__WRITTEN PROBLEM__:
From the entries below, copy every line that holds the word "name".
***** MATERIAL FOR THE TASK *****
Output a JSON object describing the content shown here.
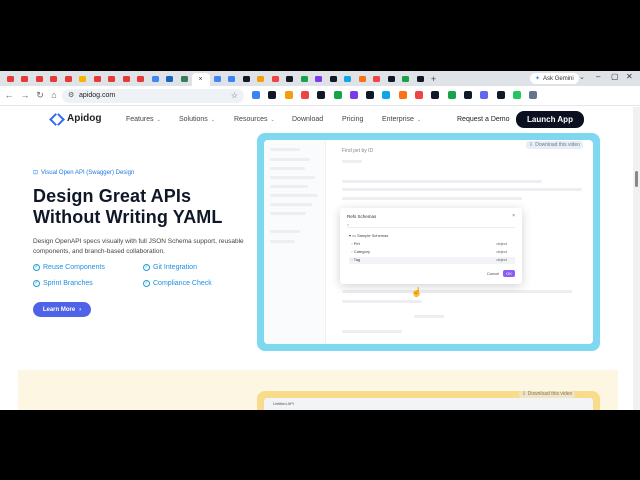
{
  "browser": {
    "tab_favicons": [
      "#e53935",
      "#e53935",
      "#e53935",
      "#e53935",
      "#e53935",
      "#f4b400",
      "#e53935",
      "#e53935",
      "#e53935",
      "#e53935",
      "#4285f4",
      "#1565c0",
      "#3a7c5a",
      "#4285f4"
    ],
    "active_tab_close": "×",
    "new_tab": "+",
    "ask_gemini": "Ask Gemini",
    "url": "apidog.com",
    "ext_colors": [
      "#3b82f6",
      "#111827",
      "#f59e0b",
      "#ef4444",
      "#111827",
      "#16a34a",
      "#7c3aed",
      "#111827",
      "#0ea5e9",
      "#f97316",
      "#ef4444",
      "#111827",
      "#16a34a",
      "#111827",
      "#6366f1",
      "#111827",
      "#22c55e",
      "#64748b"
    ]
  },
  "site": {
    "brand": "Apidog",
    "nav": [
      {
        "label": "Features",
        "caret": "⌄"
      },
      {
        "label": "Solutions",
        "caret": "⌄"
      },
      {
        "label": "Resources",
        "caret": "⌄"
      },
      {
        "label": "Download",
        "caret": ""
      },
      {
        "label": "Pricing",
        "caret": ""
      },
      {
        "label": "Enterprise",
        "caret": "⌄"
      }
    ],
    "request_demo": "Request a Demo",
    "launch_app": "Launch App"
  },
  "hero": {
    "kicker": "Visual Open API (Swagger) Design",
    "title_line1": "Design Great APIs",
    "title_line2": "Without Writing YAML",
    "description": "Design OpenAPI specs visually with full JSON Schema support, reusable components, and branch-based collaboration.",
    "features": [
      "Reuse Components",
      "Git Integration",
      "Sprint Branches",
      "Compliance Check"
    ],
    "cta": "Learn More",
    "cta_arrow": "›"
  },
  "demo": {
    "download_chip": "Download this video",
    "search_placeholder": "Find pet by ID",
    "modal_title": "Refs Schemas",
    "modal_close": "×",
    "modal_group": "Sample Schemas",
    "modal_rows": [
      {
        "name": "Pet",
        "type": "object"
      },
      {
        "name": "Category",
        "type": "object"
      },
      {
        "name": "Tag",
        "type": "object"
      }
    ],
    "cancel": "Cancel",
    "ok": "OK"
  },
  "demo2": {
    "download_chip": "Download this video",
    "tab_label": "Untitled API"
  }
}
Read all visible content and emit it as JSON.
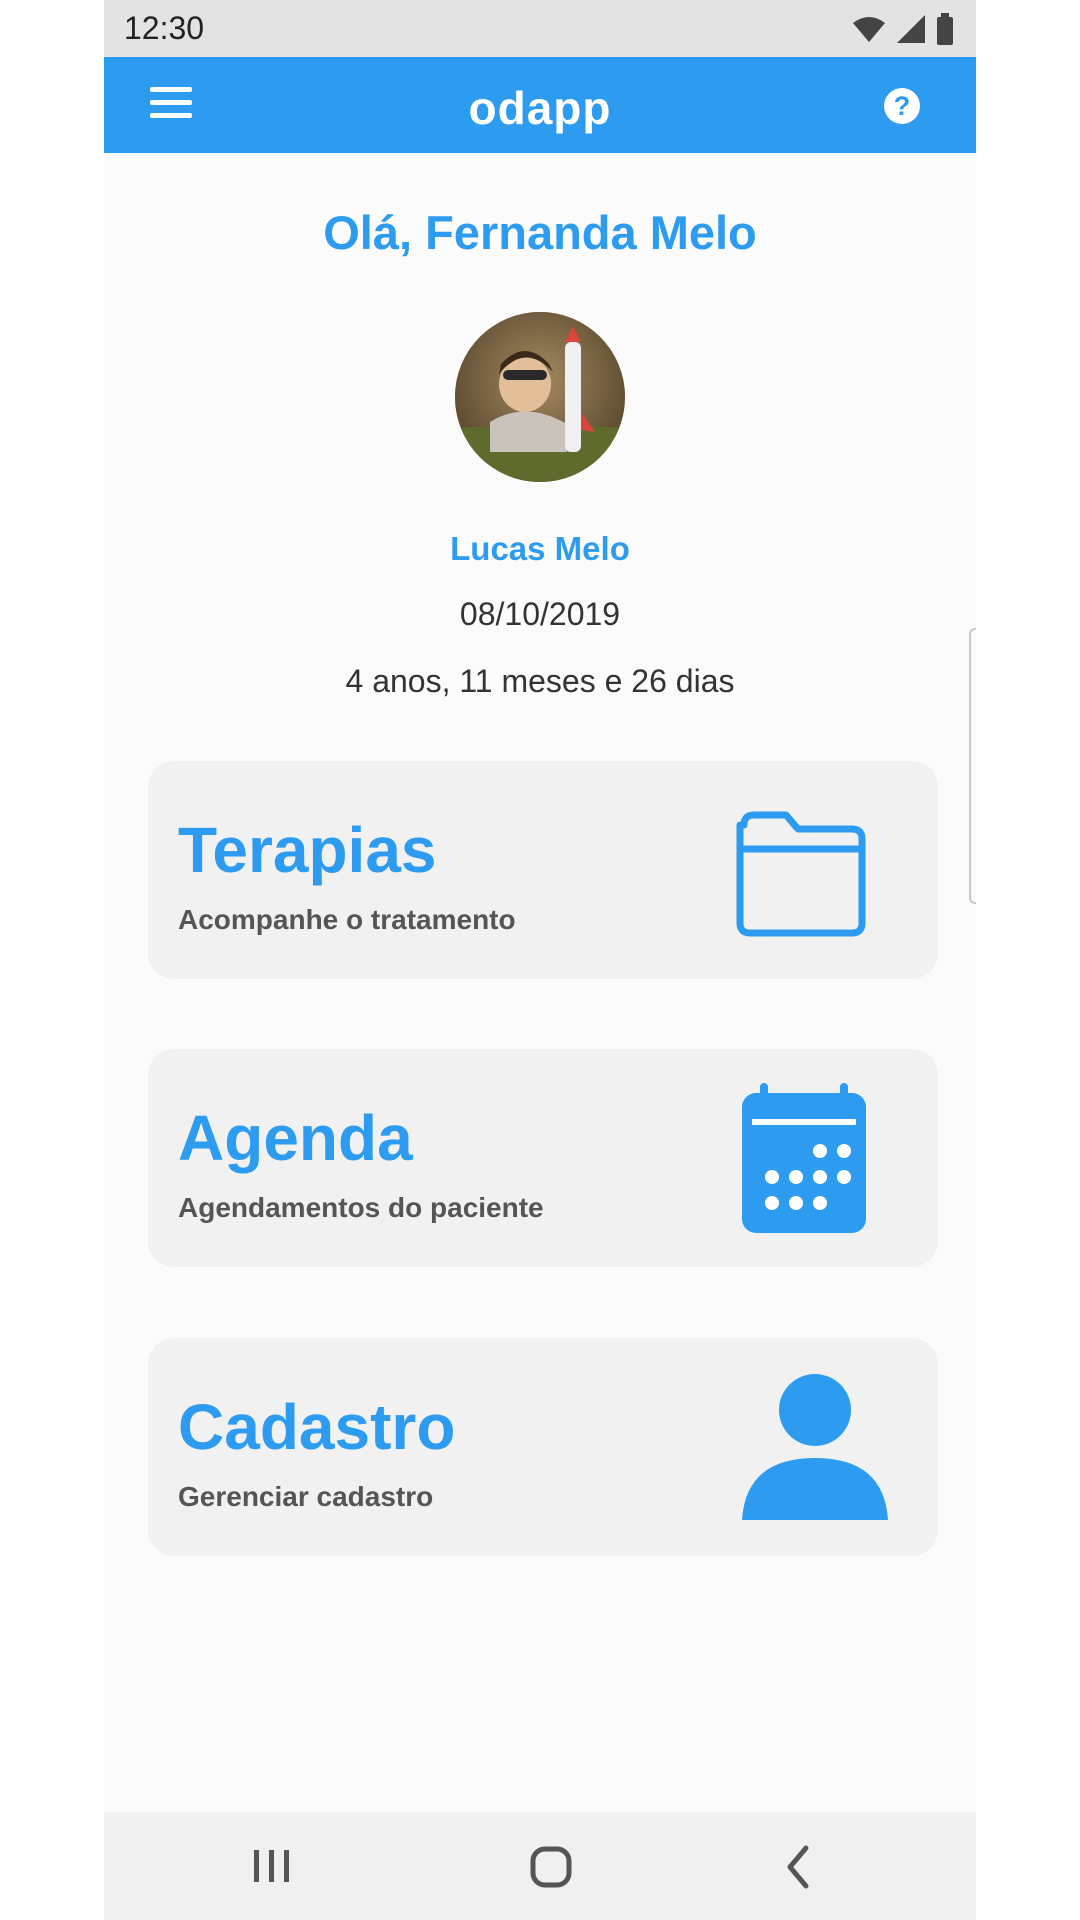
{
  "status_bar": {
    "time": "12:30",
    "icons": [
      "wifi-icon",
      "signal-icon",
      "battery-icon"
    ]
  },
  "app_bar": {
    "title": "odapp",
    "menu_icon": "menu-icon",
    "help_label": "?"
  },
  "greeting": "Olá, Fernanda Melo",
  "patient": {
    "name": "Lucas Melo",
    "birth_date": "08/10/2019",
    "age": "4 anos, 11 meses e 26 dias"
  },
  "cards": [
    {
      "title": "Terapias",
      "subtitle": "Acompanhe o tratamento",
      "icon": "folder-icon"
    },
    {
      "title": "Agenda",
      "subtitle": "Agendamentos do paciente",
      "icon": "calendar-icon"
    },
    {
      "title": "Cadastro",
      "subtitle": "Gerenciar cadastro",
      "icon": "person-icon"
    }
  ],
  "nav_bar": {
    "icons": [
      "recent-apps-icon",
      "home-icon",
      "back-icon"
    ]
  },
  "colors": {
    "primary": "#2d9bef",
    "card_bg": "#f1f1f1",
    "text": "#333333"
  }
}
*****
__SOLUTION__:
        "name": "Pet",
        "name": "Category",
        "name": "Tag",
    "name": "Lucas Melo",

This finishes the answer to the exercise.